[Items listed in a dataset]

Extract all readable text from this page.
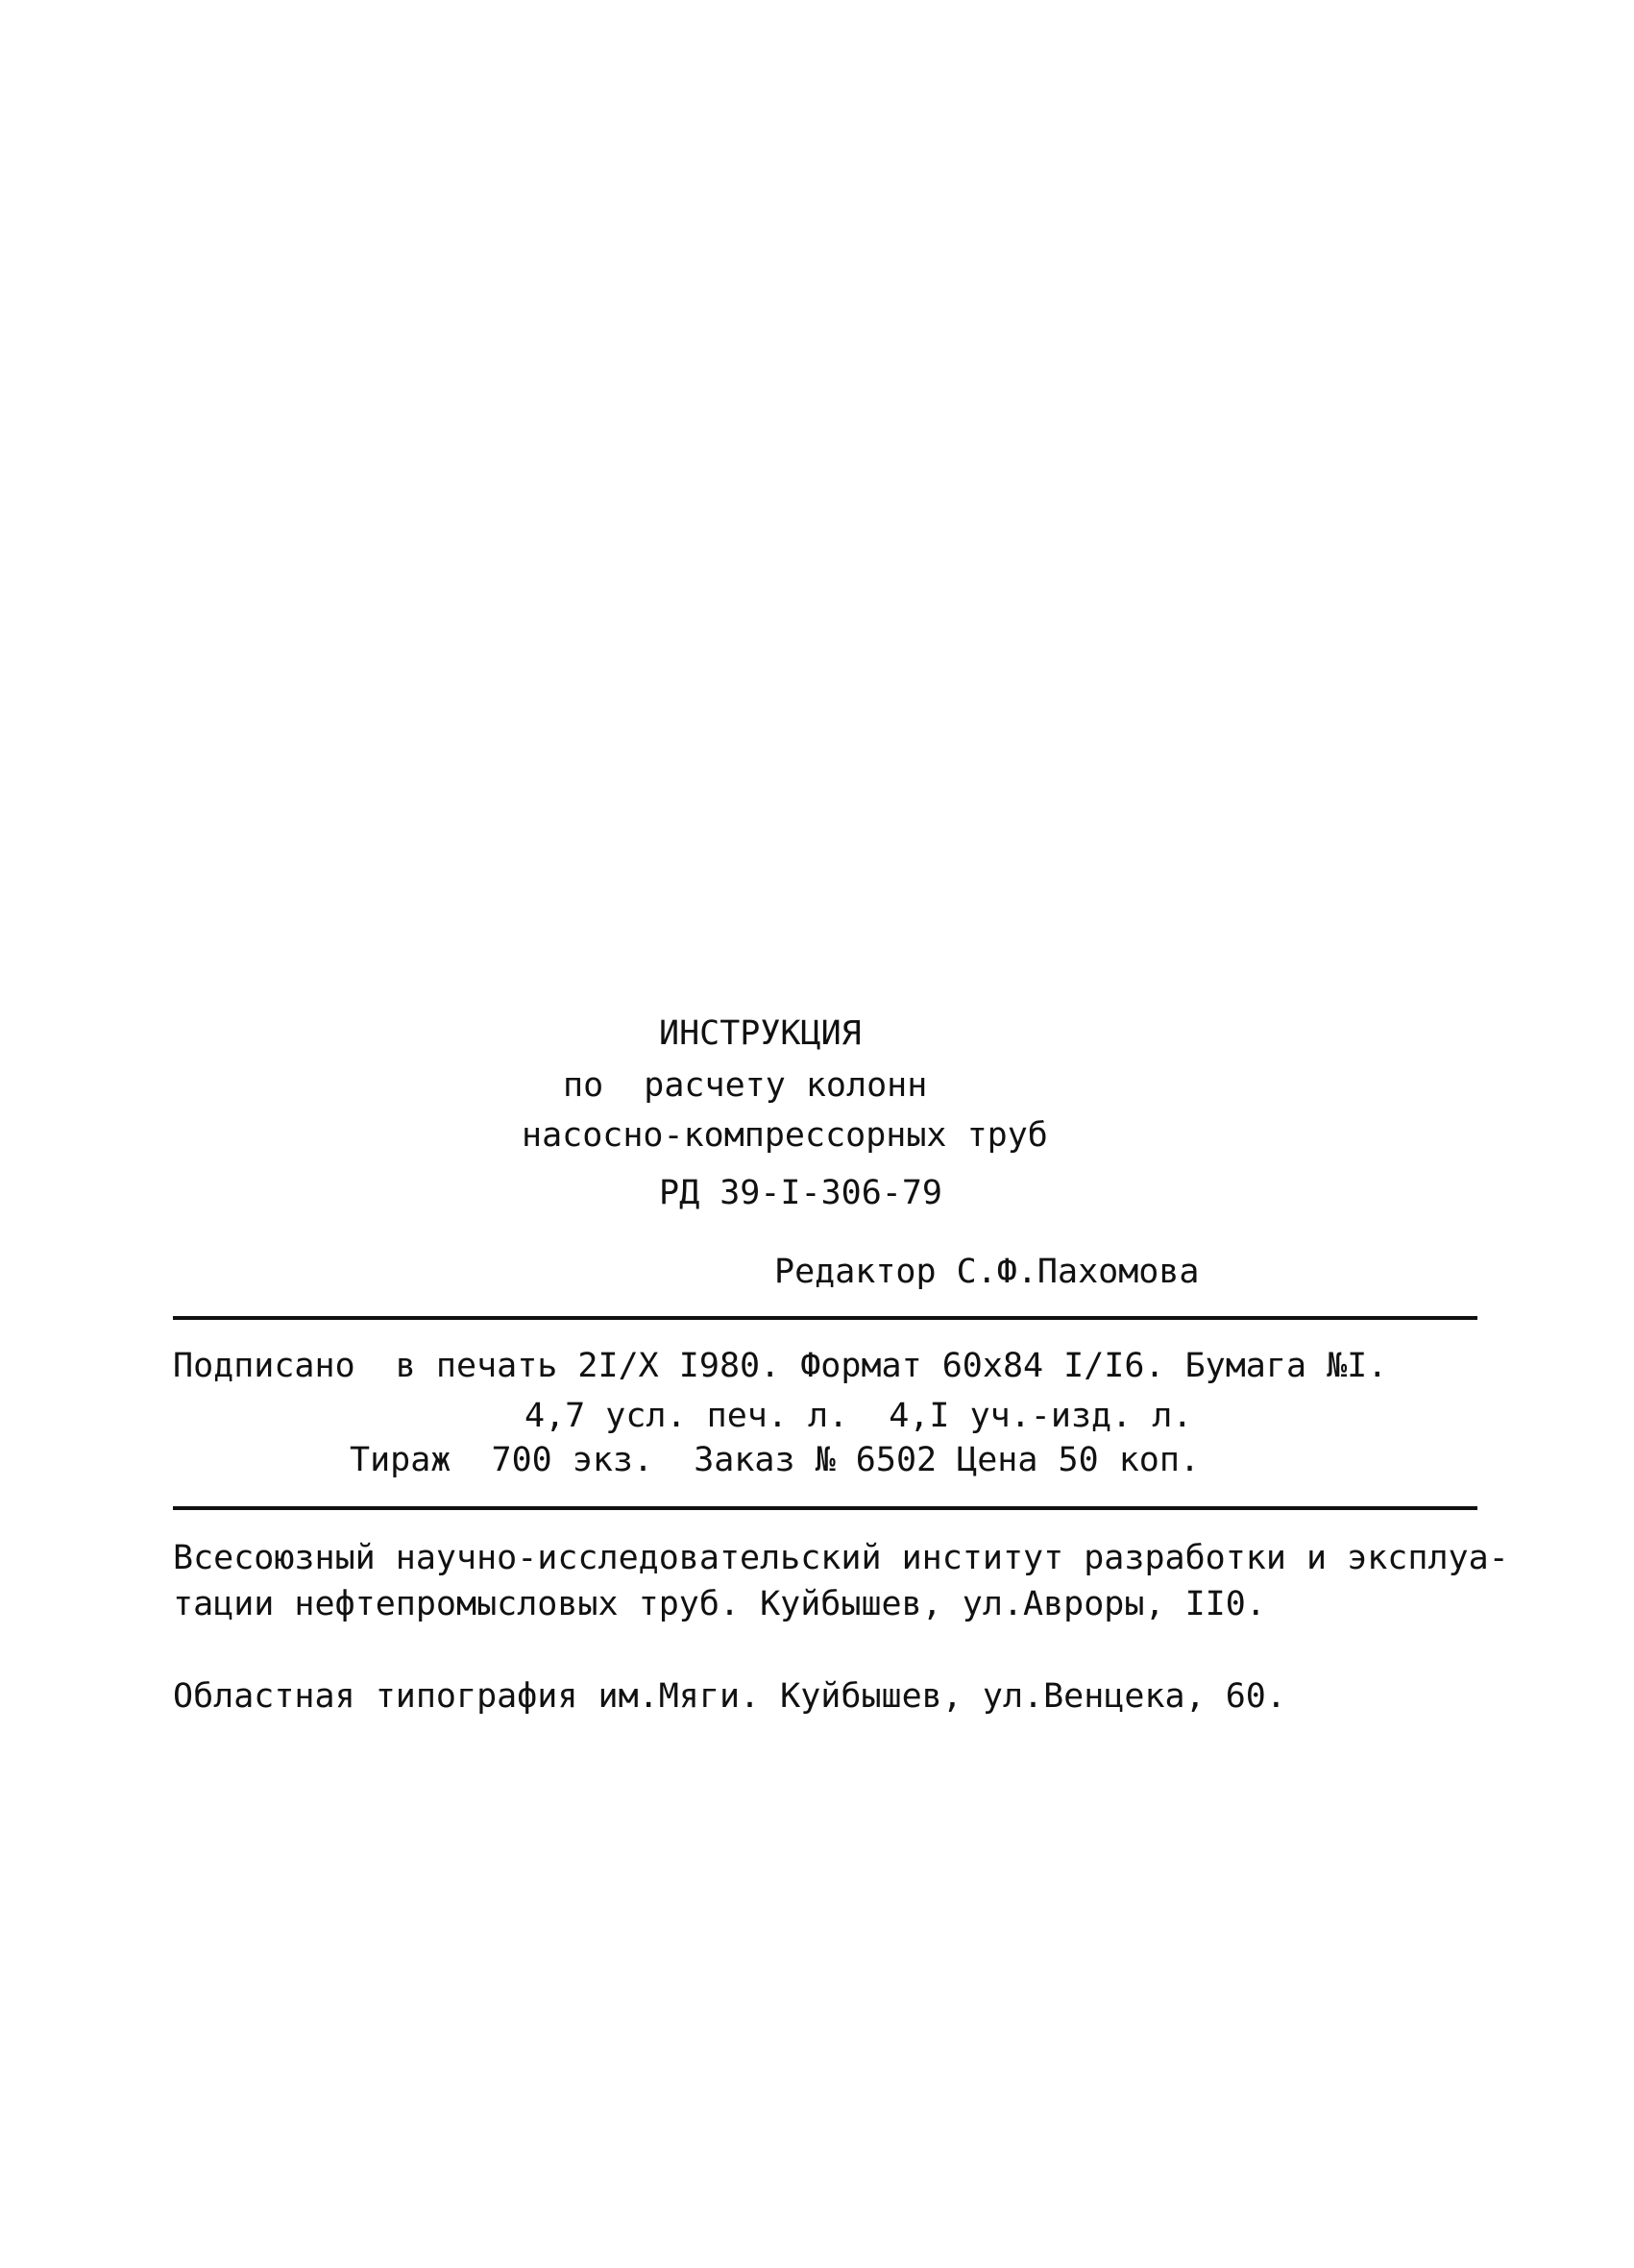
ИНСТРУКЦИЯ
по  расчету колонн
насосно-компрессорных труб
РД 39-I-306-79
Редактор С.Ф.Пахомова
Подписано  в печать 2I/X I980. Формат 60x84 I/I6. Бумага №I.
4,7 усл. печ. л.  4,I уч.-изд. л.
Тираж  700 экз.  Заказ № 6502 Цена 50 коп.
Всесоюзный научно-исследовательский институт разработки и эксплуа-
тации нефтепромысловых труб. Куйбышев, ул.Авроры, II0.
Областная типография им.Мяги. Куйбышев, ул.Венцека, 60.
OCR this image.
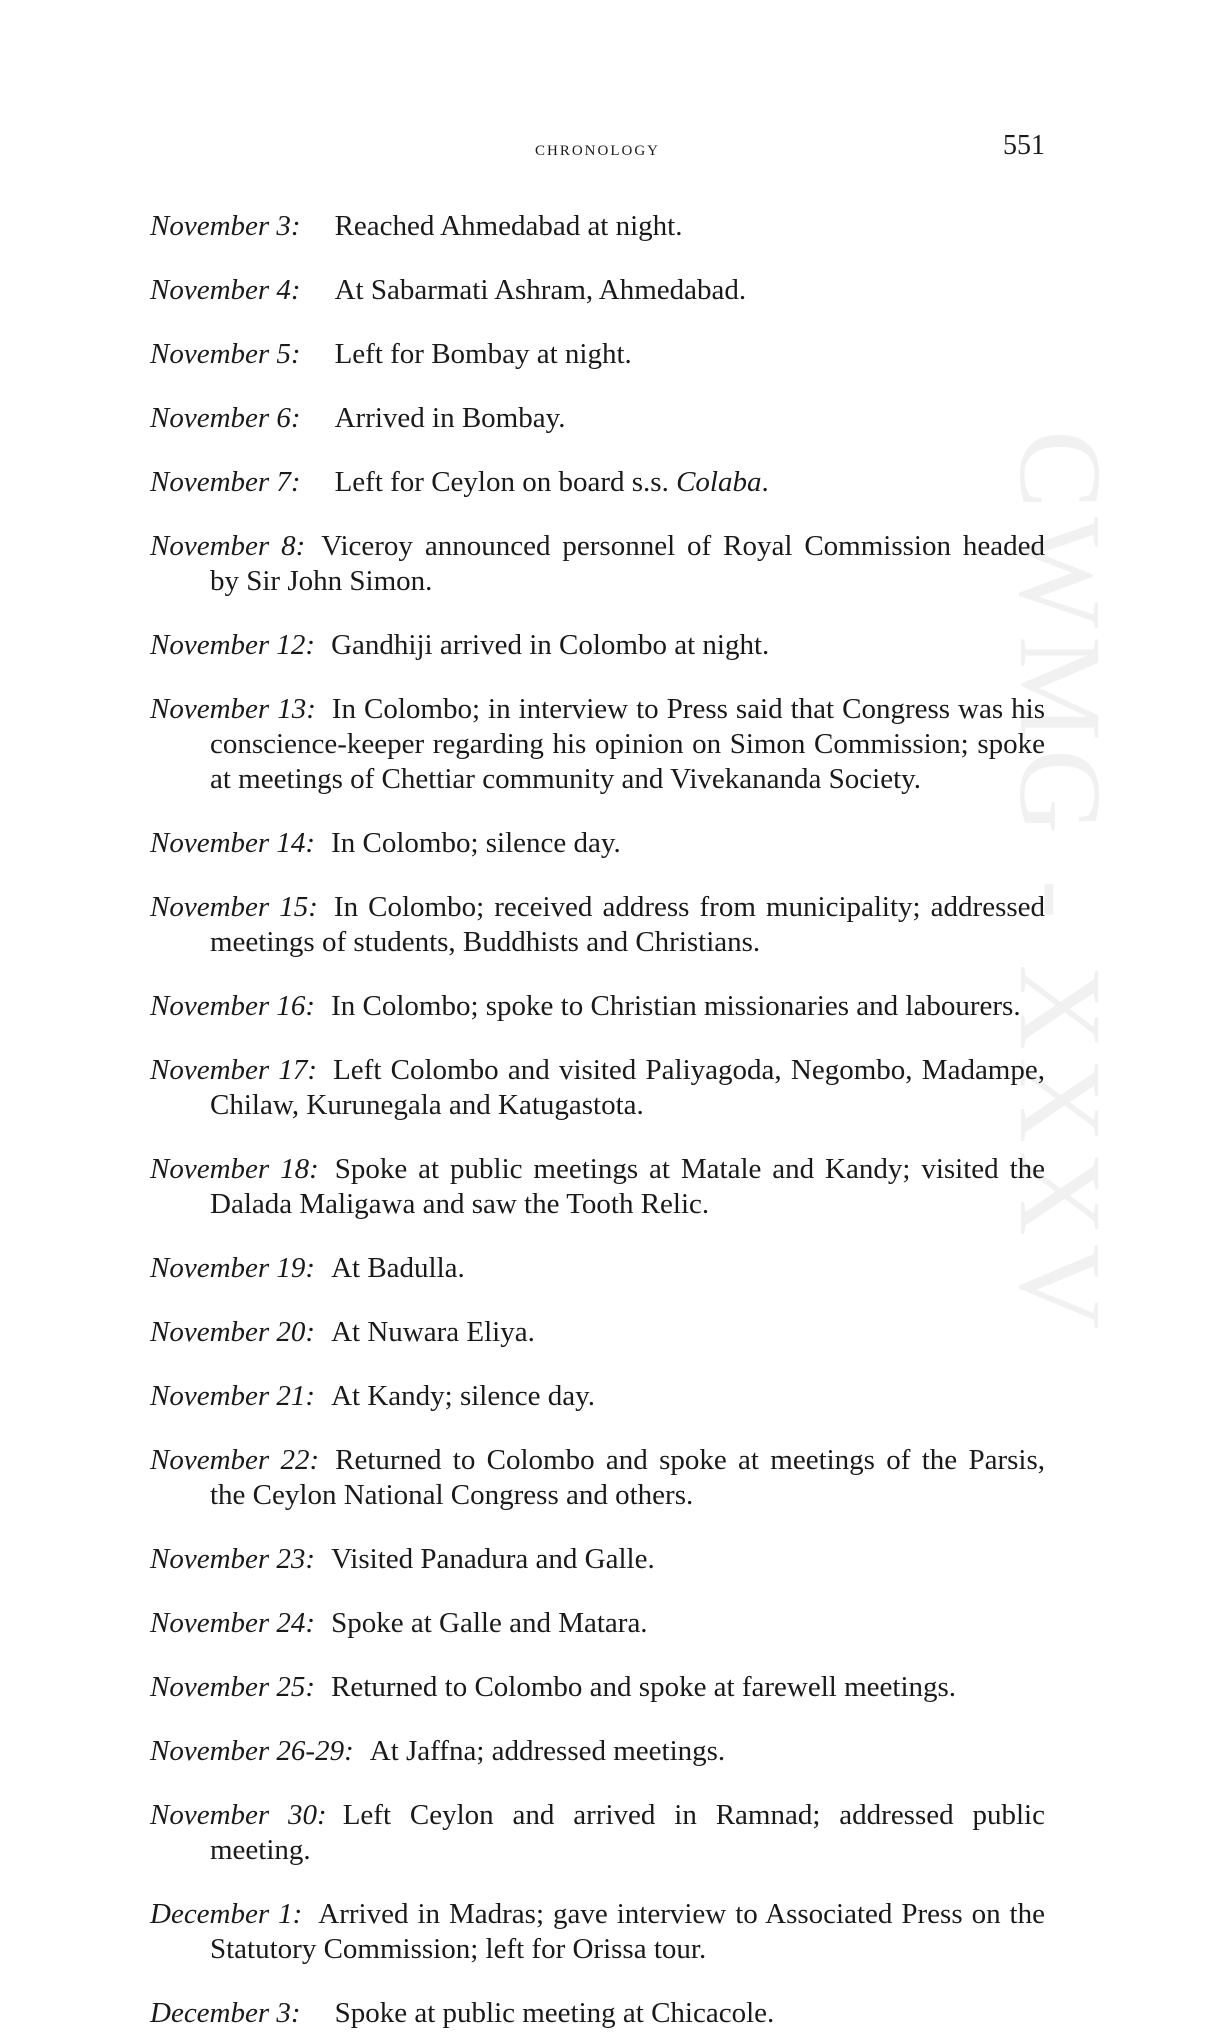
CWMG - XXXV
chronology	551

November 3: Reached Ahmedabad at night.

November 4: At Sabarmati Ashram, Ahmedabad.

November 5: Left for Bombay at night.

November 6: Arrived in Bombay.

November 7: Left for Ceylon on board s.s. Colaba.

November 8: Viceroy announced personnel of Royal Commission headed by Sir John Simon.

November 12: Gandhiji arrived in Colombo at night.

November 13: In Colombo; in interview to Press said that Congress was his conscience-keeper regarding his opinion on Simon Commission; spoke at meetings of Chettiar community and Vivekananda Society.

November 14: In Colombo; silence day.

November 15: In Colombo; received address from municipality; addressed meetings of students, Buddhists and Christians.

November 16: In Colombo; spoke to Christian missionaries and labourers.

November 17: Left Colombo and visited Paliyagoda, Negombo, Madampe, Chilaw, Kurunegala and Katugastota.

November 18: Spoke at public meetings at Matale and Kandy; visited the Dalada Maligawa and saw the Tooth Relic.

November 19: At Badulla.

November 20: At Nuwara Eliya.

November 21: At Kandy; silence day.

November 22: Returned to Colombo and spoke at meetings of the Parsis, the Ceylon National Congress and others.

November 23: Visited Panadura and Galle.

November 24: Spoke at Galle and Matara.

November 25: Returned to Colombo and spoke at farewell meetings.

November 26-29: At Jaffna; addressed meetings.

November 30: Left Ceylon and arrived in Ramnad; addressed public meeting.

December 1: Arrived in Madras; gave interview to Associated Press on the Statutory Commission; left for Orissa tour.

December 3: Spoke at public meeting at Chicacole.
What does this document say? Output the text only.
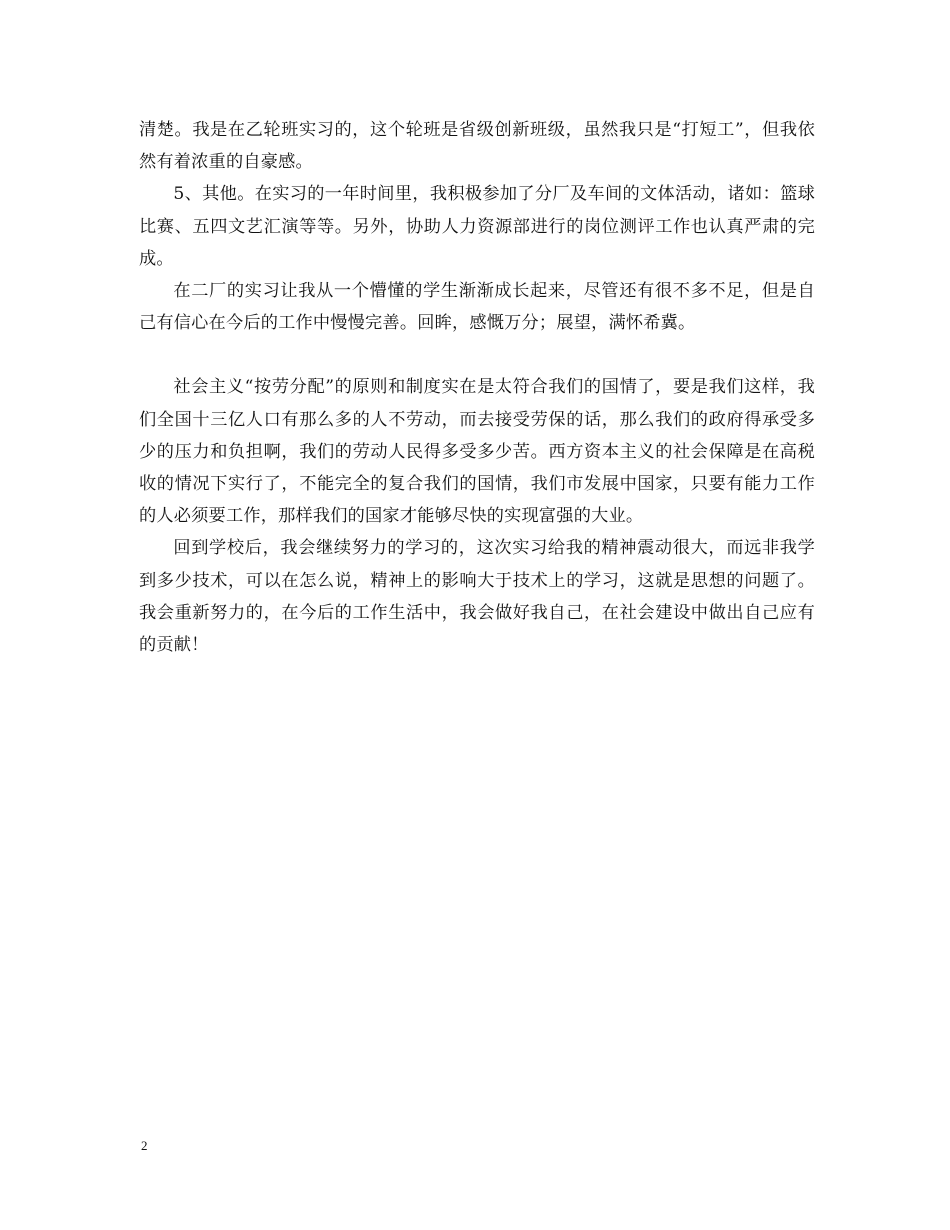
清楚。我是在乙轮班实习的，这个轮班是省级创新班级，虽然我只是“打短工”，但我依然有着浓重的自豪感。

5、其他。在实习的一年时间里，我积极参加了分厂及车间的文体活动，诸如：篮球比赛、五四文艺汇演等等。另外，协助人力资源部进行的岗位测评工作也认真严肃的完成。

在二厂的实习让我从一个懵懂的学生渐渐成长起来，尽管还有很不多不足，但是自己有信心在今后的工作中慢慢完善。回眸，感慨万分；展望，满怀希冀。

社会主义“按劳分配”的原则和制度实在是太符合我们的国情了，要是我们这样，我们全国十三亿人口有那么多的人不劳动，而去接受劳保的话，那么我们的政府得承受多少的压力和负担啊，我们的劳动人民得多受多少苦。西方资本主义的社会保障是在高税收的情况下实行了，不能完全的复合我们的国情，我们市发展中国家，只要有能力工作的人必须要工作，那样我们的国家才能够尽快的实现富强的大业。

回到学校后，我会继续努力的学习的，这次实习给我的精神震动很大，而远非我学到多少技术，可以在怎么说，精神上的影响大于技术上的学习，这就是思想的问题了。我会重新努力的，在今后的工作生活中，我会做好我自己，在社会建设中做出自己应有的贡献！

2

▸ **WORK REQUIRED**
Make a word-for-word copy of the entries, without any pictures.

▸ **RESPONSE**
Extract all readable text from this page.
ИНСТРУКЦИЯ
по  расчету колонн
насосно-компрессорных труб
РД 39-I-306-79
Редактор С.Ф.Пахомова
Подписано  в печать 2I/X I980. Формат 60x84 I/I6. Бумага №I.
4,7 усл. печ. л.  4,I уч.-изд. л.
Тираж  700 экз.  Заказ № 6502 Цена 50 коп.
Всесоюзный научно-исследовательский институт разработки и эксплуа-
тации нефтепромысловых труб. Куйбышев, ул.Авроры, II0.
Областная типография им.Мяги. Куйбышев, ул.Венцека, 60.
OCR this image.
CWMG - XXXV
chronology	551

November 3: Reached Ahmedabad at night.

November 4: At Sabarmati Ashram, Ahmedabad.

November 5: Left for Bombay at night.

November 6: Arrived in Bombay.

November 7: Left for Ceylon on board s.s. Colaba.

November 8: Viceroy announced personnel of Royal Commission headed by Sir John Simon.

November 12: Gandhiji arrived in Colombo at night.

November 13: In Colombo; in interview to Press said that Congress was his conscience-keeper regarding his opinion on Simon Commission; spoke at meetings of Chettiar community and Vivekananda Society.

November 14: In Colombo; silence day.

November 15: In Colombo; received address from municipality; addressed meetings of students, Buddhists and Christians.

November 16: In Colombo; spoke to Christian missionaries and labourers.

November 17: Left Colombo and visited Paliyagoda, Negombo, Madampe, Chilaw, Kurunegala and Katugastota.

November 18: Spoke at public meetings at Matale and Kandy; visited the Dalada Maligawa and saw the Tooth Relic.

November 19: At Badulla.

November 20: At Nuwara Eliya.

November 21: At Kandy; silence day.

November 22: Returned to Colombo and spoke at meetings of the Parsis, the Ceylon National Congress and others.

November 23: Visited Panadura and Galle.

November 24: Spoke at Galle and Matara.

November 25: Returned to Colombo and spoke at farewell meetings.

November 26-29: At Jaffna; addressed meetings.

November 30: Left Ceylon and arrived in Ramnad; addressed public meeting.

December 1: Arrived in Madras; gave interview to Associated Press on the Statutory Commission; left for Orissa tour.

December 3: Spoke at public meeting at Chicacole.
What does this document say? Output the text only.
清楚。我是在乙轮班实习的，这个轮班是省级创新班级，虽然我只是“打短工”，但我依然有着浓重的自豪感。

5、其他。在实习的一年时间里，我积极参加了分厂及车间的文体活动，诸如：篮球比赛、五四文艺汇演等等。另外，协助人力资源部进行的岗位测评工作也认真严肃的完成。

在二厂的实习让我从一个懵懂的学生渐渐成长起来，尽管还有很不多不足，但是自己有信心在今后的工作中慢慢完善。回眸，感慨万分；展望，满怀希冀。

社会主义“按劳分配”的原则和制度实在是太符合我们的国情了，要是我们这样，我们全国十三亿人口有那么多的人不劳动，而去接受劳保的话，那么我们的政府得承受多少的压力和负担啊，我们的劳动人民得多受多少苦。西方资本主义的社会保障是在高税收的情况下实行了，不能完全的复合我们的国情，我们市发展中国家，只要有能力工作的人必须要工作，那样我们的国家才能够尽快的实现富强的大业。

回到学校后，我会继续努力的学习的，这次实习给我的精神震动很大，而远非我学到多少技术，可以在怎么说，精神上的影响大于技术上的学习，这就是思想的问题了。我会重新努力的，在今后的工作生活中，我会做好我自己，在社会建设中做出自己应有的贡献！

2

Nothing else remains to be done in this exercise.